Your task:
List all lines in the material below that contain "this".

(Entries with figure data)

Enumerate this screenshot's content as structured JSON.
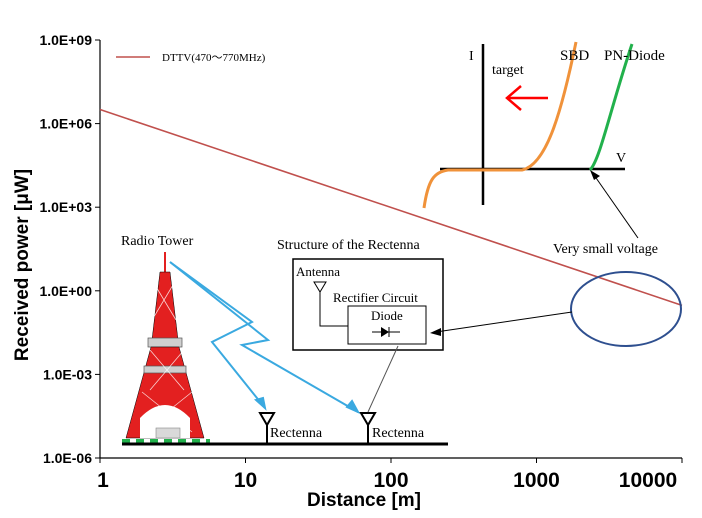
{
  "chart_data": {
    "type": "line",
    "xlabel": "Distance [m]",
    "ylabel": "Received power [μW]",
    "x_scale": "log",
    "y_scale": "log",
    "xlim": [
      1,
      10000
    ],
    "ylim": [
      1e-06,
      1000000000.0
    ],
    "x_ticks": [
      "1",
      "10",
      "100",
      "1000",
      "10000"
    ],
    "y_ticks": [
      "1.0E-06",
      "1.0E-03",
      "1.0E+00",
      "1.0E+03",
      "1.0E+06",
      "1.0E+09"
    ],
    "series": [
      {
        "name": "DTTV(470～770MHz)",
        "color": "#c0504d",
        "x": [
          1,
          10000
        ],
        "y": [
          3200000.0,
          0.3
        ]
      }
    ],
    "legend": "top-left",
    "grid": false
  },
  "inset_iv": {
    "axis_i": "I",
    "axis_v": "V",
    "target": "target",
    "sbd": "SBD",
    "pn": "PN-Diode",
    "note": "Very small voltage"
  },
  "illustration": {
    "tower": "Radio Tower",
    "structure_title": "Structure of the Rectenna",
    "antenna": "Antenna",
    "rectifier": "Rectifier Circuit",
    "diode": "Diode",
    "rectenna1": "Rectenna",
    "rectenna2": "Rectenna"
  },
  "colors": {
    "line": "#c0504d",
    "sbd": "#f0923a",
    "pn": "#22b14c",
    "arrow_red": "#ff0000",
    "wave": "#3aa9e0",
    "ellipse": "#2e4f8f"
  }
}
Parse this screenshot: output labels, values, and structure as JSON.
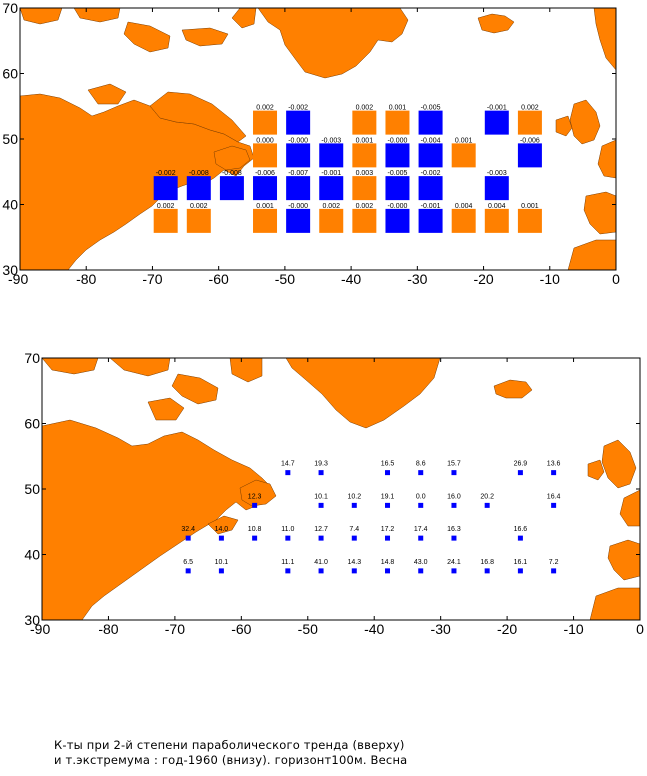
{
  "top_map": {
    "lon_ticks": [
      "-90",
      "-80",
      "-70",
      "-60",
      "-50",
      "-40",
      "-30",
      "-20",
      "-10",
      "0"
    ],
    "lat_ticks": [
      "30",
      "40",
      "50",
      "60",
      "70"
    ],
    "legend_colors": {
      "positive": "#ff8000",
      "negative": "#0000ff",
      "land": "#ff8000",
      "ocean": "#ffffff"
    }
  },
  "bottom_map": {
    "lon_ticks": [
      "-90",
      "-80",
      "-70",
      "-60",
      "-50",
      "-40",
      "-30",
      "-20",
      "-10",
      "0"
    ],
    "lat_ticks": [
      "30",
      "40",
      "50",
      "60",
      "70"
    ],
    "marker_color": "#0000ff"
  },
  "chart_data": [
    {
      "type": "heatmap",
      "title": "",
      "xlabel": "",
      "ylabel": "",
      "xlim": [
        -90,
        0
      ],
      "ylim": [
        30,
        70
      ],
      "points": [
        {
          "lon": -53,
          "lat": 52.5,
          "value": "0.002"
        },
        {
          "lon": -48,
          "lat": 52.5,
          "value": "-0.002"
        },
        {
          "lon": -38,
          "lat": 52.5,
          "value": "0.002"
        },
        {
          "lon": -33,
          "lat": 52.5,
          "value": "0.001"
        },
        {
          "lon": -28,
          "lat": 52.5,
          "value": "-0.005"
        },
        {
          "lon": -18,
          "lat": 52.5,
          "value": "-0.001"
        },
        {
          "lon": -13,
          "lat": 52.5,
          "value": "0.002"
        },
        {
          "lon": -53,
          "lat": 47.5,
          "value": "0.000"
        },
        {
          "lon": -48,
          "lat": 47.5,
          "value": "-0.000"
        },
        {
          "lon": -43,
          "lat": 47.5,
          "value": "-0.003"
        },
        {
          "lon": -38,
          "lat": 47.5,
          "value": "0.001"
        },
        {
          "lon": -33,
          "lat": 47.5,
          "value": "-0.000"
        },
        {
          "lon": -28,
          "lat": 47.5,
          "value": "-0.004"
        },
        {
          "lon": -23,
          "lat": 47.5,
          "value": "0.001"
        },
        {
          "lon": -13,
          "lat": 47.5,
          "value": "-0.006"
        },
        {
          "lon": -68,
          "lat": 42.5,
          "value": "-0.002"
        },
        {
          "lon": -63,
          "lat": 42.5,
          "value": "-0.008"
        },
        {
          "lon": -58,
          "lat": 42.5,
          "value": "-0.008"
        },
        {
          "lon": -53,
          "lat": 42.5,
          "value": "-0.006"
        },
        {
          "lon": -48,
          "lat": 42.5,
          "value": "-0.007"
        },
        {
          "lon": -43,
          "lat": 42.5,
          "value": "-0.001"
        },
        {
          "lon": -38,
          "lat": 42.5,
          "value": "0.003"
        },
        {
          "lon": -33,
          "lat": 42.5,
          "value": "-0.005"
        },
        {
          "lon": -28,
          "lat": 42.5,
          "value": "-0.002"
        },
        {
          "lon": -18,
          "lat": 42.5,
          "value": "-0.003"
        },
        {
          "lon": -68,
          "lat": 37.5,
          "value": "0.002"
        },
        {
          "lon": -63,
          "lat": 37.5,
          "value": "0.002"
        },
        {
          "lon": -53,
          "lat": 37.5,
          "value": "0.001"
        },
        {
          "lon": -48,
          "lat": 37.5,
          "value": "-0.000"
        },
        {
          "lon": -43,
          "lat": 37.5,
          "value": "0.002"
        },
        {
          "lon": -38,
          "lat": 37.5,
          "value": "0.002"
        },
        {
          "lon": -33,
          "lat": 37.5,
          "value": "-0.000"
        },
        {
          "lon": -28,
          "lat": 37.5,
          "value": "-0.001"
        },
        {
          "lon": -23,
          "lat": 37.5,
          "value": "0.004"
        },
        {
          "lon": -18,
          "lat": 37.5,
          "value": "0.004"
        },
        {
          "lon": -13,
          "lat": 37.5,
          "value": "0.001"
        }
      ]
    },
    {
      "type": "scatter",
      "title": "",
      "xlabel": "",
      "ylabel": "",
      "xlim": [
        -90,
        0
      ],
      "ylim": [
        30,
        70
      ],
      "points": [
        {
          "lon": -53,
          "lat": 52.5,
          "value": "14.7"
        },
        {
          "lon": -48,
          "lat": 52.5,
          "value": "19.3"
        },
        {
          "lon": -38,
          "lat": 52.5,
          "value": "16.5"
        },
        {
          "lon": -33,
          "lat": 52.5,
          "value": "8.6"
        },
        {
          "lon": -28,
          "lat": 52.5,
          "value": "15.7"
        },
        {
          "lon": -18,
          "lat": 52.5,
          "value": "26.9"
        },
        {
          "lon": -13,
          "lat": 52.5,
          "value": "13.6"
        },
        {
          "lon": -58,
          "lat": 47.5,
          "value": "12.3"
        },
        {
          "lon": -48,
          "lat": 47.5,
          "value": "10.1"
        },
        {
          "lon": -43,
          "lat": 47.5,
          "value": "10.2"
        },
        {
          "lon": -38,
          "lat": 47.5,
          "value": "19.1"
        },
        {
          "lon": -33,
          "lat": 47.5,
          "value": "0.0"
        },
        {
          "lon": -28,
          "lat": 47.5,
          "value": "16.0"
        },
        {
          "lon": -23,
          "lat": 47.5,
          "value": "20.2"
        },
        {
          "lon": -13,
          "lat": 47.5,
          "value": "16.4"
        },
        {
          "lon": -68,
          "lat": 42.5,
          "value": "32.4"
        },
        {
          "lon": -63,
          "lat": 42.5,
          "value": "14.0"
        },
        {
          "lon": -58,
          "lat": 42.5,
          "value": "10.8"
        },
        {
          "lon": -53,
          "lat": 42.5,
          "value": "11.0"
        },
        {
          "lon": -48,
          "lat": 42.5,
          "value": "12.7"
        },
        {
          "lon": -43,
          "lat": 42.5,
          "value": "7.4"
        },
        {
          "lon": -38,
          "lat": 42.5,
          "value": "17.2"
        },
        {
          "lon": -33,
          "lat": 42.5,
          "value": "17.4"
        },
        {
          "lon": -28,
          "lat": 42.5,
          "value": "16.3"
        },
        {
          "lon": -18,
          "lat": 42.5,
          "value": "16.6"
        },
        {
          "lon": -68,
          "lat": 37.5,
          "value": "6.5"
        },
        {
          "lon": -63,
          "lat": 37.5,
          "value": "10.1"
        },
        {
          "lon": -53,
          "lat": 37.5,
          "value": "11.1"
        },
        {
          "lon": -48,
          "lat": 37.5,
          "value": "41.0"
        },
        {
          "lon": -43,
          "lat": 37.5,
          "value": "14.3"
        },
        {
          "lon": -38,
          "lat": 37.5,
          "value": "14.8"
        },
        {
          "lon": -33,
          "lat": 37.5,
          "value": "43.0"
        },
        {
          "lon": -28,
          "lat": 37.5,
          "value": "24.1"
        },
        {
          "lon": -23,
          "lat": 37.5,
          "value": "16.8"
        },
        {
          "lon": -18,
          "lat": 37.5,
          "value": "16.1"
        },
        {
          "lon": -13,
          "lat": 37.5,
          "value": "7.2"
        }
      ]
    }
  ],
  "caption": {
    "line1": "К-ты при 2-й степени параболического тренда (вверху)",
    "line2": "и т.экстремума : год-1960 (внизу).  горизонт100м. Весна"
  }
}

--

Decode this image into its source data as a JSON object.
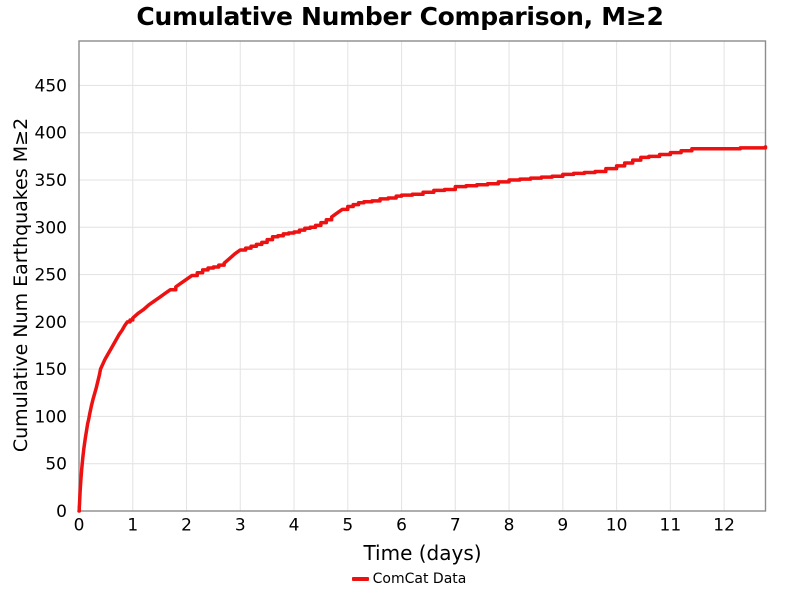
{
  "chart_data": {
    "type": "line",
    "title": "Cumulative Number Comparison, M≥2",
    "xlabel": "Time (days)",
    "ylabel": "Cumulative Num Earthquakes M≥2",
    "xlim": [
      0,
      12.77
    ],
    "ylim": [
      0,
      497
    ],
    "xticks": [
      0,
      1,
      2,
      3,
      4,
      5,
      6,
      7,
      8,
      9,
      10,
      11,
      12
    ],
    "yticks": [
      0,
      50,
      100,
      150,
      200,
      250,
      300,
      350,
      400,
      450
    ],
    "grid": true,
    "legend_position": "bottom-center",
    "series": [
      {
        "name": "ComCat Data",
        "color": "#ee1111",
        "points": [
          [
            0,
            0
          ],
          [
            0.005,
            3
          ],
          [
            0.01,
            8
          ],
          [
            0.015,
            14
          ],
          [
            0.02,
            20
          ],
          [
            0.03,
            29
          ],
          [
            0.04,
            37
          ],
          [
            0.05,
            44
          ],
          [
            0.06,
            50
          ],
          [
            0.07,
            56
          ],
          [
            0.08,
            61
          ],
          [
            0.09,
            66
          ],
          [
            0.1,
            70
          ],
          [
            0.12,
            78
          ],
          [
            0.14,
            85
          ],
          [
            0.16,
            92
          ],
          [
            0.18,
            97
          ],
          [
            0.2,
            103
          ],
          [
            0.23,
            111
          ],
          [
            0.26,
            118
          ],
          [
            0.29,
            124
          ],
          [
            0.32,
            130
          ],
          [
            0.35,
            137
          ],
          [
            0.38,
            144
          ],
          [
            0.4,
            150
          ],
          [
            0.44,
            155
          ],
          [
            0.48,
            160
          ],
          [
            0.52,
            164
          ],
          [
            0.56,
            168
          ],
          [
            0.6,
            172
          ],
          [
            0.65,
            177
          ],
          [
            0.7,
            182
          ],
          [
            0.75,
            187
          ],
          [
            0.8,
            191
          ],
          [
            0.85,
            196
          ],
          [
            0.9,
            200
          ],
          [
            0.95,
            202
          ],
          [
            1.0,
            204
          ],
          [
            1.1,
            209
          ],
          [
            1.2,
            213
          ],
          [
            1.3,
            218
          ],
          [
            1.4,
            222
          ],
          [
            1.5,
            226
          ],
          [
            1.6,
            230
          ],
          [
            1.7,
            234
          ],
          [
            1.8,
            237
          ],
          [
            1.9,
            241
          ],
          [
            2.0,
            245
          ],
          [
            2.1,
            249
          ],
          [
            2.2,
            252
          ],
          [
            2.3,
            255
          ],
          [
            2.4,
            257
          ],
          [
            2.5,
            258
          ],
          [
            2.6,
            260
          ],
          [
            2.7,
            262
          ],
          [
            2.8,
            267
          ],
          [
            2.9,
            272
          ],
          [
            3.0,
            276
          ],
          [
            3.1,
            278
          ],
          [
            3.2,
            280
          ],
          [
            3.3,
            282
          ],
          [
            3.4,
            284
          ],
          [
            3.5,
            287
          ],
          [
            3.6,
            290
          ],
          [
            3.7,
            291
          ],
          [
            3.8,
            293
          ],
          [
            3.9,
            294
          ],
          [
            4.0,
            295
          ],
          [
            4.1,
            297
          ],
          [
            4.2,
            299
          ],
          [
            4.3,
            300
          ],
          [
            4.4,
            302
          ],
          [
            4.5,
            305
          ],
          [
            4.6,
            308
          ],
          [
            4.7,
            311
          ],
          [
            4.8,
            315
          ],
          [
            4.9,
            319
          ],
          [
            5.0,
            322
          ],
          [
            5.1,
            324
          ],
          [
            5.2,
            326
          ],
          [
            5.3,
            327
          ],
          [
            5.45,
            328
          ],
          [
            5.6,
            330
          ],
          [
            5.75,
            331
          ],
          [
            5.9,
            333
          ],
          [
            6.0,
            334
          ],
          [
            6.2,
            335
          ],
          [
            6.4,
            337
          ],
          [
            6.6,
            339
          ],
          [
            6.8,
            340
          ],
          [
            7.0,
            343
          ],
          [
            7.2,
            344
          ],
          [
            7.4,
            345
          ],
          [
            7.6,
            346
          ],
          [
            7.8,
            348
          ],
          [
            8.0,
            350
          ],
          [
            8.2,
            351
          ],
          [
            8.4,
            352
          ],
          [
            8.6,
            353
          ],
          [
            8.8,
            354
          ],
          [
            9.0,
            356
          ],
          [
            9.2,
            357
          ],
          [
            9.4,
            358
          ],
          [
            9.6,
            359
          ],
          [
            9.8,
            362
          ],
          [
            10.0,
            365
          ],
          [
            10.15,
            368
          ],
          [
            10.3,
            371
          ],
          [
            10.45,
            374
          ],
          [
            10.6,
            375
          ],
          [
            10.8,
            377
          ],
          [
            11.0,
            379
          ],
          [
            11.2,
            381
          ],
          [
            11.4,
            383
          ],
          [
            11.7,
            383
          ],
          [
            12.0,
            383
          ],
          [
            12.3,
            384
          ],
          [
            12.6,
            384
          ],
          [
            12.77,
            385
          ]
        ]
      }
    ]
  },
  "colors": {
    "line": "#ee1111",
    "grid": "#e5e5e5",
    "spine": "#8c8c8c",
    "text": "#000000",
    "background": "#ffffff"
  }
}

Correct response:
Enumerate this screenshot's content as structured JSON.
Parse this screenshot: output labels, values, and structure as JSON.
Decode this image into its source data as a JSON object.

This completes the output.